- Records provided:

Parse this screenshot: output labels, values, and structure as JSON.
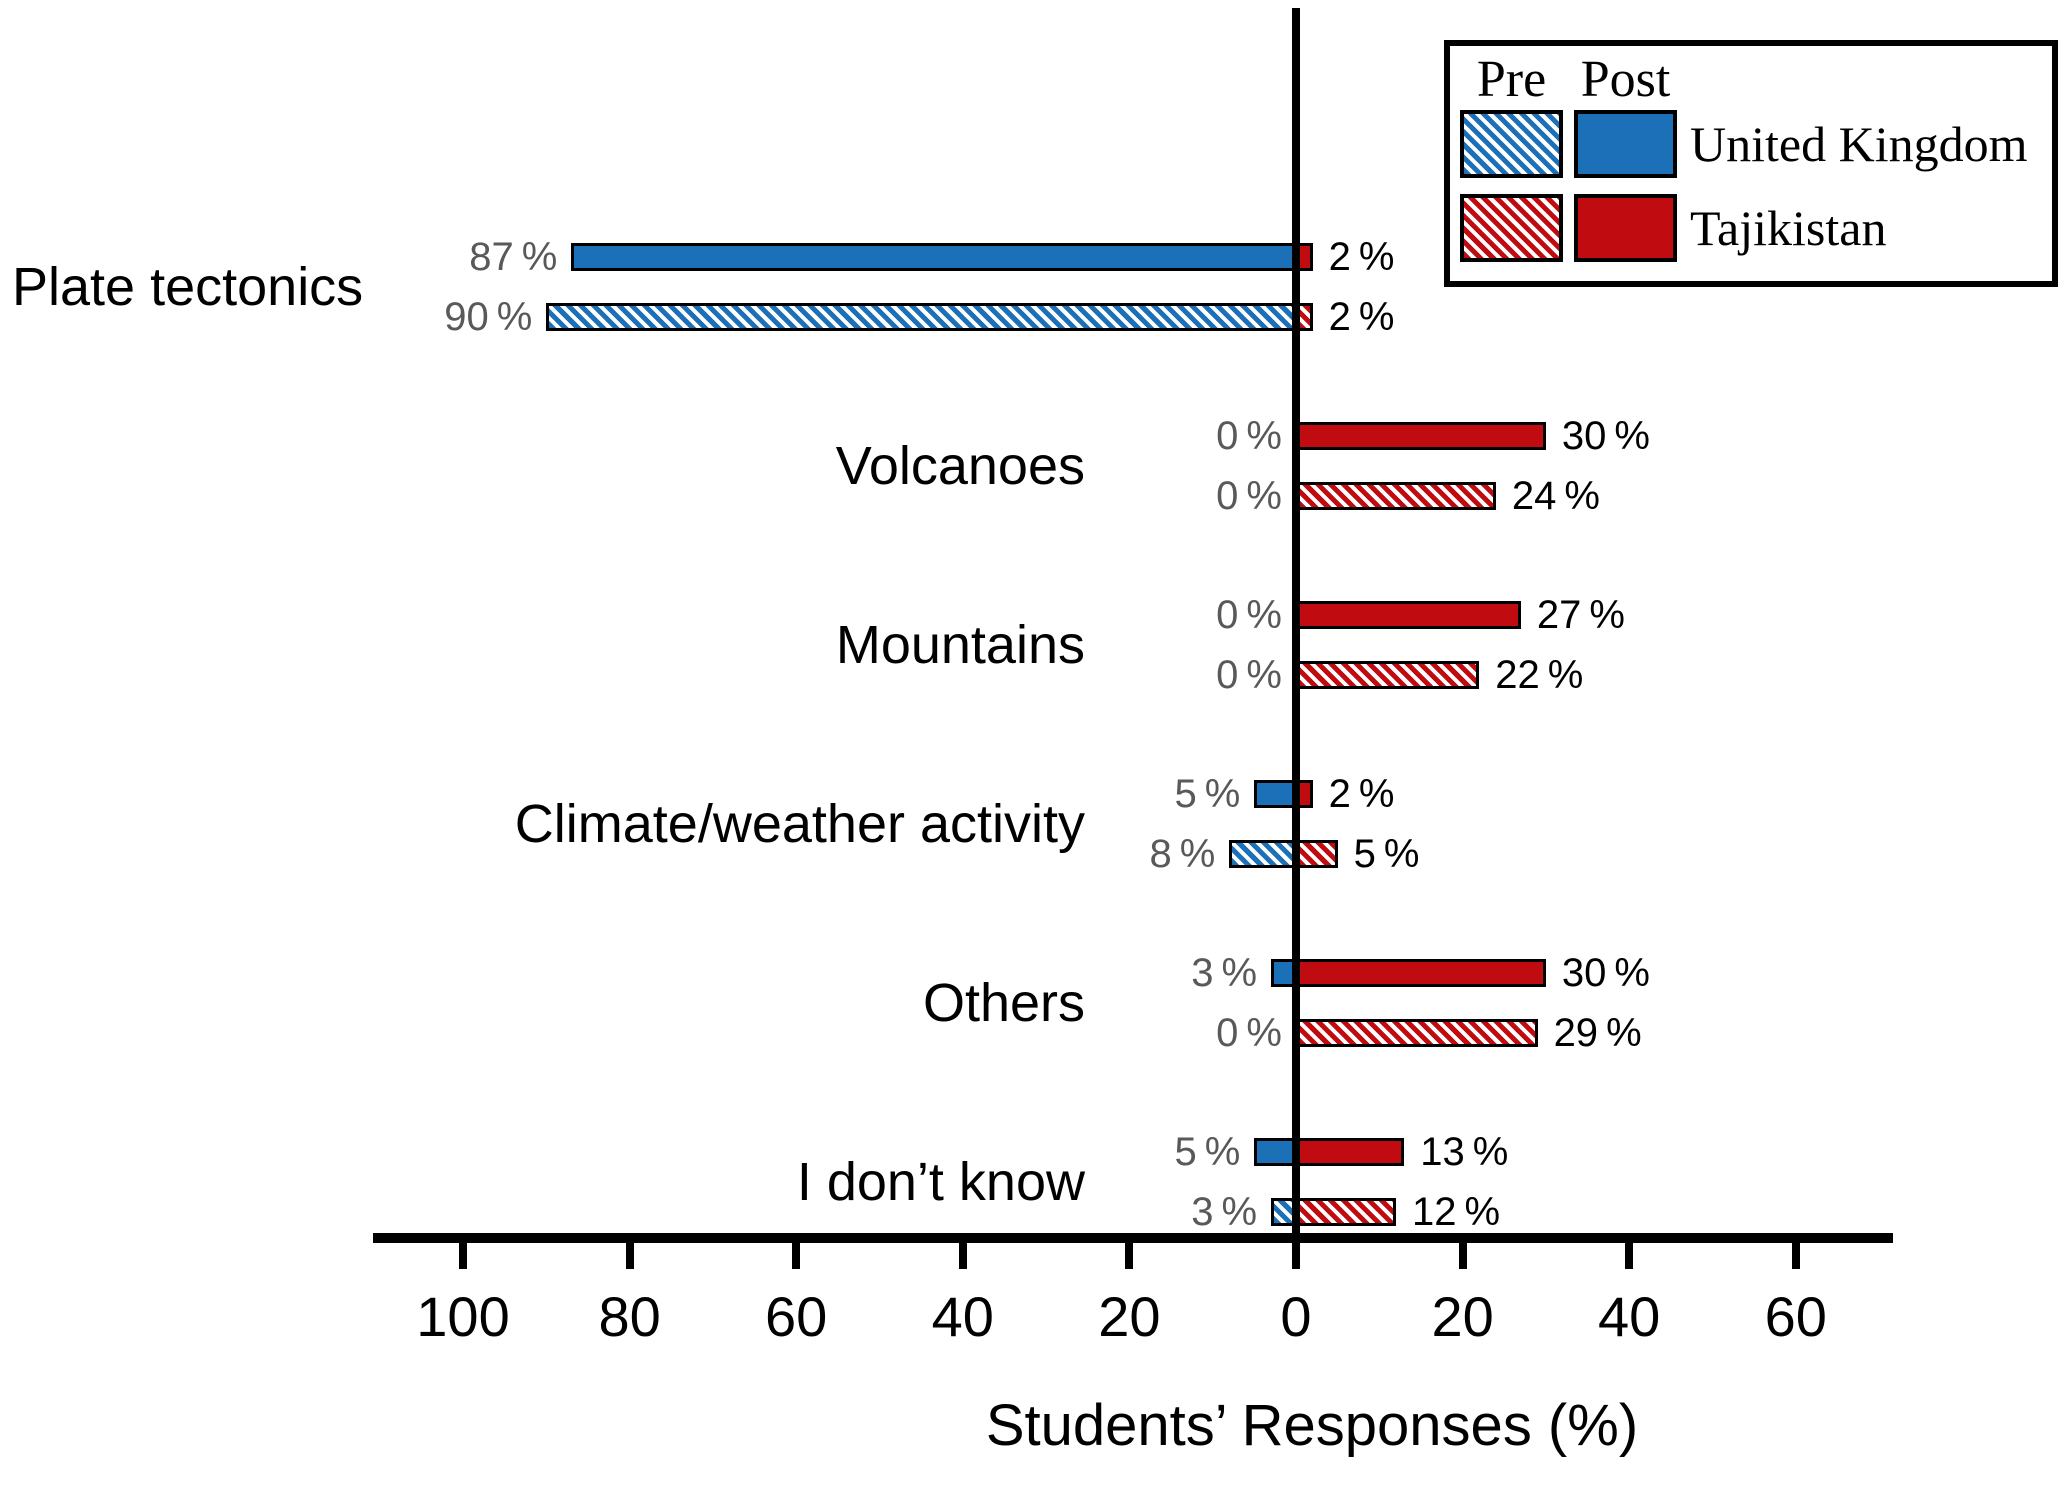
{
  "chart_data": {
    "type": "bar",
    "orientation": "horizontal-diverging",
    "xlabel": "Students’ Responses (%)",
    "value_suffix": "%",
    "x_ticks_left": [
      100,
      80,
      60,
      40,
      20
    ],
    "x_tick_zero": 0,
    "x_ticks_right": [
      20,
      40,
      60
    ],
    "xlim_left": 100,
    "xlim_right": 60,
    "grid": false,
    "categories": [
      "Plate tectonics",
      "Volcanoes",
      "Mountains",
      "Climate/weather activity",
      "Others",
      "I don’t know"
    ],
    "series": [
      {
        "name": "United Kingdom Post",
        "side": "left",
        "pattern": "solid",
        "color": "#1c70b8",
        "values": [
          87,
          0,
          0,
          5,
          3,
          5
        ]
      },
      {
        "name": "United Kingdom Pre",
        "side": "left",
        "pattern": "hatched",
        "color": "#1c70b8",
        "values": [
          90,
          0,
          0,
          8,
          0,
          3
        ]
      },
      {
        "name": "Tajikistan Post",
        "side": "right",
        "pattern": "solid",
        "color": "#c00b10",
        "values": [
          2,
          30,
          27,
          2,
          30,
          13
        ]
      },
      {
        "name": "Tajikistan Pre",
        "side": "right",
        "pattern": "hatched",
        "color": "#c00b10",
        "values": [
          2,
          24,
          22,
          5,
          29,
          12
        ]
      }
    ],
    "left_value_label_color": "#595959",
    "right_value_label_color": "#000000"
  },
  "legend": {
    "pre_header": "Pre",
    "post_header": "Post",
    "entries": [
      {
        "label": "United Kingdom",
        "color": "#1c70b8"
      },
      {
        "label": "Tajikistan",
        "color": "#c00b10"
      }
    ]
  }
}
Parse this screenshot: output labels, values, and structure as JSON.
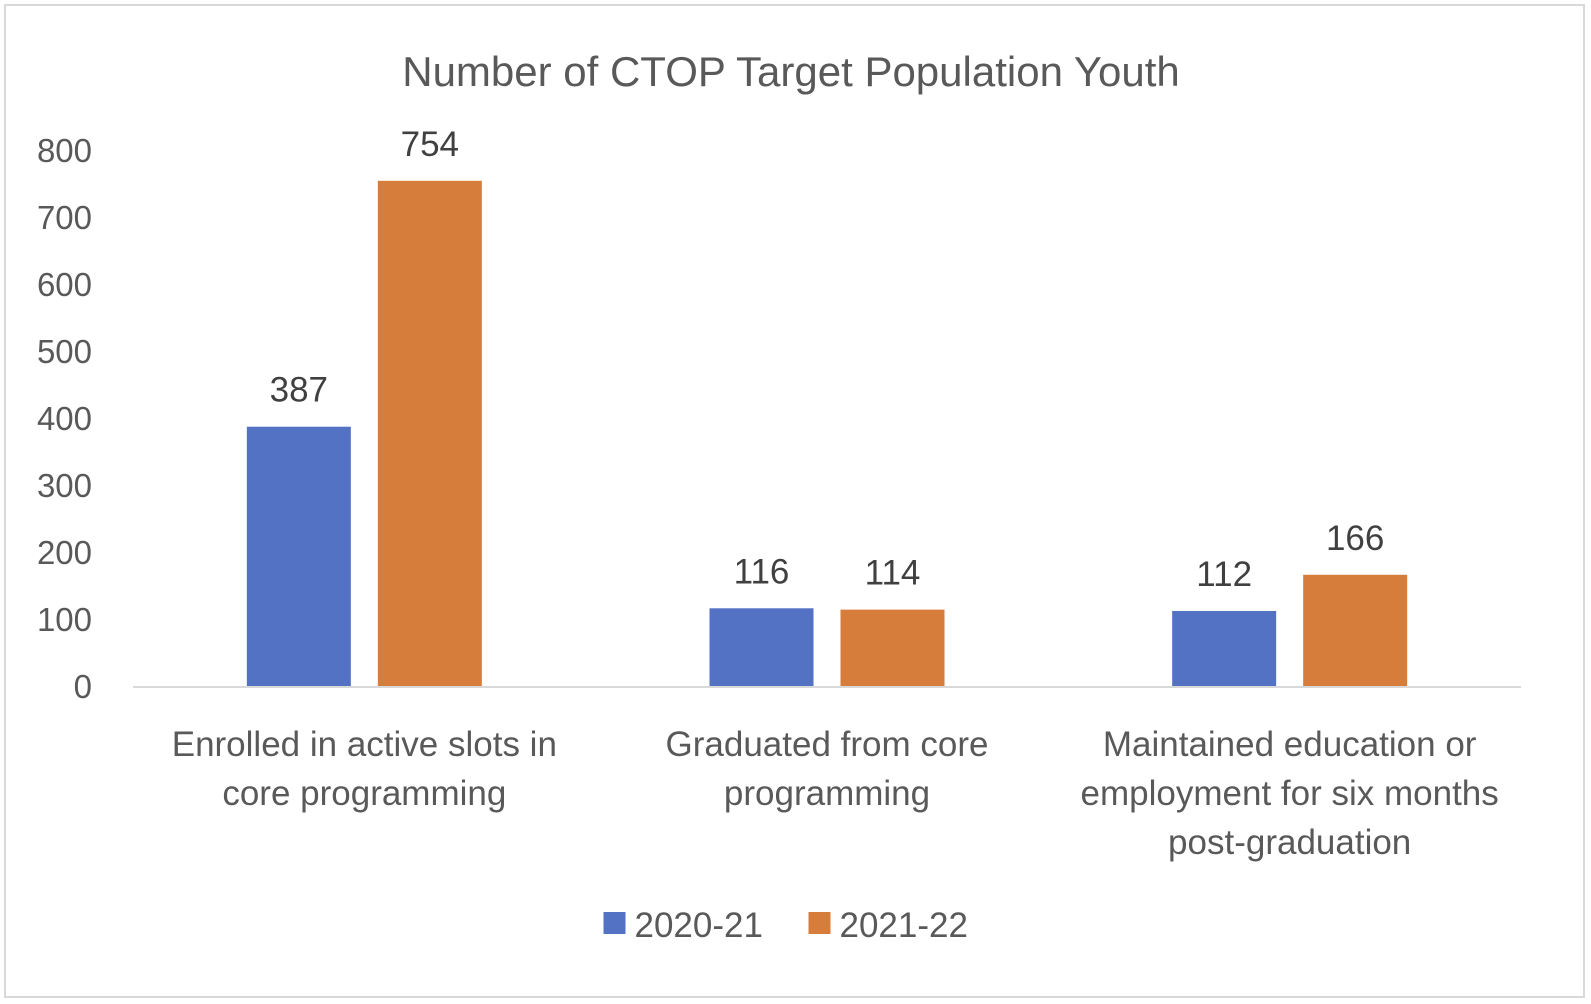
{
  "chart_data": {
    "type": "bar",
    "title": "Number of CTOP Target Population Youth",
    "categories": [
      [
        "Enrolled in active slots in",
        "core programming"
      ],
      [
        "Graduated from core",
        "programming"
      ],
      [
        "Maintained education or",
        "employment for six months",
        "post-graduation"
      ]
    ],
    "series": [
      {
        "name": "2020-21",
        "values": [
          387,
          116,
          112
        ],
        "color": "#5472c4"
      },
      {
        "name": "2021-22",
        "values": [
          754,
          114,
          166
        ],
        "color": "#d67d3b"
      }
    ],
    "ylim": [
      0,
      800
    ],
    "yticks": [
      0,
      100,
      200,
      300,
      400,
      500,
      600,
      700,
      800
    ],
    "data_labels": true,
    "gridlines": false,
    "legend_position": "bottom",
    "axis_color": "#d9d9d9"
  }
}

- Problem to work on: Determine how many lines of the data contain the word "Kingdom", and reply with that number only.

- Result for this task: 3